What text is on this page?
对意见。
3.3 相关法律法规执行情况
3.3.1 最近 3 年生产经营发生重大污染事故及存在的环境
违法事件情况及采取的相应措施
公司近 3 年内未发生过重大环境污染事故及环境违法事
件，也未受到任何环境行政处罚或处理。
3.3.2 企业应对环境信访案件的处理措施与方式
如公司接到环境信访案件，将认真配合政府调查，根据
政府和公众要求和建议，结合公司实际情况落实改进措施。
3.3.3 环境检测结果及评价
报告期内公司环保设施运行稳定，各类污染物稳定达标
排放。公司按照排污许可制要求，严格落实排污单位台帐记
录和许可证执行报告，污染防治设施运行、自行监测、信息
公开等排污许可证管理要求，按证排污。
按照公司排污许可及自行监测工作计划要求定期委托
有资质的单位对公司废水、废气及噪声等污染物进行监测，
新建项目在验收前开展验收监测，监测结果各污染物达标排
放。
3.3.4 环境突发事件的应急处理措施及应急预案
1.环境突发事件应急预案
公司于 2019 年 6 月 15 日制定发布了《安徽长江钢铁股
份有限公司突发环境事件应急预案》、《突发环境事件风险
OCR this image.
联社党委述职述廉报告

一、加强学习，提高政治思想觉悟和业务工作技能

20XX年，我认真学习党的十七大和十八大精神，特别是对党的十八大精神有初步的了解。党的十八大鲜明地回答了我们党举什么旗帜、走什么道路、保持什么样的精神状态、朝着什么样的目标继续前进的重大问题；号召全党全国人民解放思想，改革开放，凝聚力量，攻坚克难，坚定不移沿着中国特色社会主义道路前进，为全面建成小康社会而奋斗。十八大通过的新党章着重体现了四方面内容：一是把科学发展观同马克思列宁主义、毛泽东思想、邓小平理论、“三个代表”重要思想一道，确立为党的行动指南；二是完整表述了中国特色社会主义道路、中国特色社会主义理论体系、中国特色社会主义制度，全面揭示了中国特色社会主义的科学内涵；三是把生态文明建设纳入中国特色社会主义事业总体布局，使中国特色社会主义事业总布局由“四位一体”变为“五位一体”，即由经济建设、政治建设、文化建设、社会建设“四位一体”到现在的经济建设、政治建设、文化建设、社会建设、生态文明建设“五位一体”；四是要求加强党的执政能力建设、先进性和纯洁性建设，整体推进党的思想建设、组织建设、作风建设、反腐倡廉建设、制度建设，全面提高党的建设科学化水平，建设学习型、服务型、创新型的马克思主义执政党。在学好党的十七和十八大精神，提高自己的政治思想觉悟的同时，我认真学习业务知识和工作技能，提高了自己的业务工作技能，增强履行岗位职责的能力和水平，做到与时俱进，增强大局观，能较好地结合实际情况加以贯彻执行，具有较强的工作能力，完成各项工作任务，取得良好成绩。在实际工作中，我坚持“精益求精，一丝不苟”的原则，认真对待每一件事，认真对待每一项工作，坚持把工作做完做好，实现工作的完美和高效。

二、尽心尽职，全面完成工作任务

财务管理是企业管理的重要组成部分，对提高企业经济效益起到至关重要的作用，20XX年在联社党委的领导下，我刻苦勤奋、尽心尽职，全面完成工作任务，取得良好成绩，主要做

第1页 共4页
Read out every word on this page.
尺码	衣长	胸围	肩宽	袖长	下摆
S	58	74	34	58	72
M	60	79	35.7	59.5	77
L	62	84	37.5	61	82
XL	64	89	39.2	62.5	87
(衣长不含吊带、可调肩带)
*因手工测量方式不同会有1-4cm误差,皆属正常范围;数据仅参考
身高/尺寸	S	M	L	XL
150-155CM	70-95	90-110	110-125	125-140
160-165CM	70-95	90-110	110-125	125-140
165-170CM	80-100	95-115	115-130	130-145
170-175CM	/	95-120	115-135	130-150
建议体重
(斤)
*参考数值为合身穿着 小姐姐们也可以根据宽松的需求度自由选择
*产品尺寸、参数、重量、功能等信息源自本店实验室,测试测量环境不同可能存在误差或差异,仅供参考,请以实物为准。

= = = =

Given request
Copy every record above exactly as it appears.

Exercise result
What text is on this page?
对意见。
3.3 相关法律法规执行情况
3.3.1 最近 3 年生产经营发生重大污染事故及存在的环境
违法事件情况及采取的相应措施
公司近 3 年内未发生过重大环境污染事故及环境违法事
件，也未受到任何环境行政处罚或处理。
3.3.2 企业应对环境信访案件的处理措施与方式
如公司接到环境信访案件，将认真配合政府调查，根据
政府和公众要求和建议，结合公司实际情况落实改进措施。
3.3.3 环境检测结果及评价
报告期内公司环保设施运行稳定，各类污染物稳定达标
排放。公司按照排污许可制要求，严格落实排污单位台帐记
录和许可证执行报告，污染防治设施运行、自行监测、信息
公开等排污许可证管理要求，按证排污。
按照公司排污许可及自行监测工作计划要求定期委托
有资质的单位对公司废水、废气及噪声等污染物进行监测，
新建项目在验收前开展验收监测，监测结果各污染物达标排
放。
3.3.4 环境突发事件的应急处理措施及应急预案
1.环境突发事件应急预案
公司于 2019 年 6 月 15 日制定发布了《安徽长江钢铁股
份有限公司突发环境事件应急预案》、《突发环境事件风险
OCR this image.
联社党委述职述廉报告

一、加强学习，提高政治思想觉悟和业务工作技能

20XX年，我认真学习党的十七大和十八大精神，特别是对党的十八大精神有初步的了解。党的十八大鲜明地回答了我们党举什么旗帜、走什么道路、保持什么样的精神状态、朝着什么样的目标继续前进的重大问题；号召全党全国人民解放思想，改革开放，凝聚力量，攻坚克难，坚定不移沿着中国特色社会主义道路前进，为全面建成小康社会而奋斗。十八大通过的新党章着重体现了四方面内容：一是把科学发展观同马克思列宁主义、毛泽东思想、邓小平理论、“三个代表”重要思想一道，确立为党的行动指南；二是完整表述了中国特色社会主义道路、中国特色社会主义理论体系、中国特色社会主义制度，全面揭示了中国特色社会主义的科学内涵；三是把生态文明建设纳入中国特色社会主义事业总体布局，使中国特色社会主义事业总布局由“四位一体”变为“五位一体”，即由经济建设、政治建设、文化建设、社会建设“四位一体”到现在的经济建设、政治建设、文化建设、社会建设、生态文明建设“五位一体”；四是要求加强党的执政能力建设、先进性和纯洁性建设，整体推进党的思想建设、组织建设、作风建设、反腐倡廉建设、制度建设，全面提高党的建设科学化水平，建设学习型、服务型、创新型的马克思主义执政党。在学好党的十七和十八大精神，提高自己的政治思想觉悟的同时，我认真学习业务知识和工作技能，提高了自己的业务工作技能，增强履行岗位职责的能力和水平，做到与时俱进，增强大局观，能较好地结合实际情况加以贯彻执行，具有较强的工作能力，完成各项工作任务，取得良好成绩。在实际工作中，我坚持“精益求精，一丝不苟”的原则，认真对待每一件事，认真对待每一项工作，坚持把工作做完做好，实现工作的完美和高效。

二、尽心尽职，全面完成工作任务

财务管理是企业管理的重要组成部分，对提高企业经济效益起到至关重要的作用，20XX年在联社党委的领导下，我刻苦勤奋、尽心尽职，全面完成工作任务，取得良好成绩，主要做

第1页 共4页
Read out every word on this page.
尺码	衣长	胸围	肩宽	袖长	下摆
S	58	74	34	58	72
M	60	79	35.7	59.5	77
L	62	84	37.5	61	82
XL	64	89	39.2	62.5	87
(衣长不含吊带、可调肩带)
*因手工测量方式不同会有1-4cm误差,皆属正常范围;数据仅参考
身高/尺寸	S	M	L	XL
150-155CM	70-95	90-110	110-125	125-140
160-165CM	70-95	90-110	110-125	125-140
165-170CM	80-100	95-115	115-130	130-145
170-175CM	/	95-120	115-135	130-150
建议体重
(斤)
*参考数值为合身穿着 小姐姐们也可以根据宽松的需求度自由选择
*产品尺寸、参数、重量、功能等信息源自本店实验室,测试测量环境不同可能存在误差或差异,仅供参考,请以实物为准。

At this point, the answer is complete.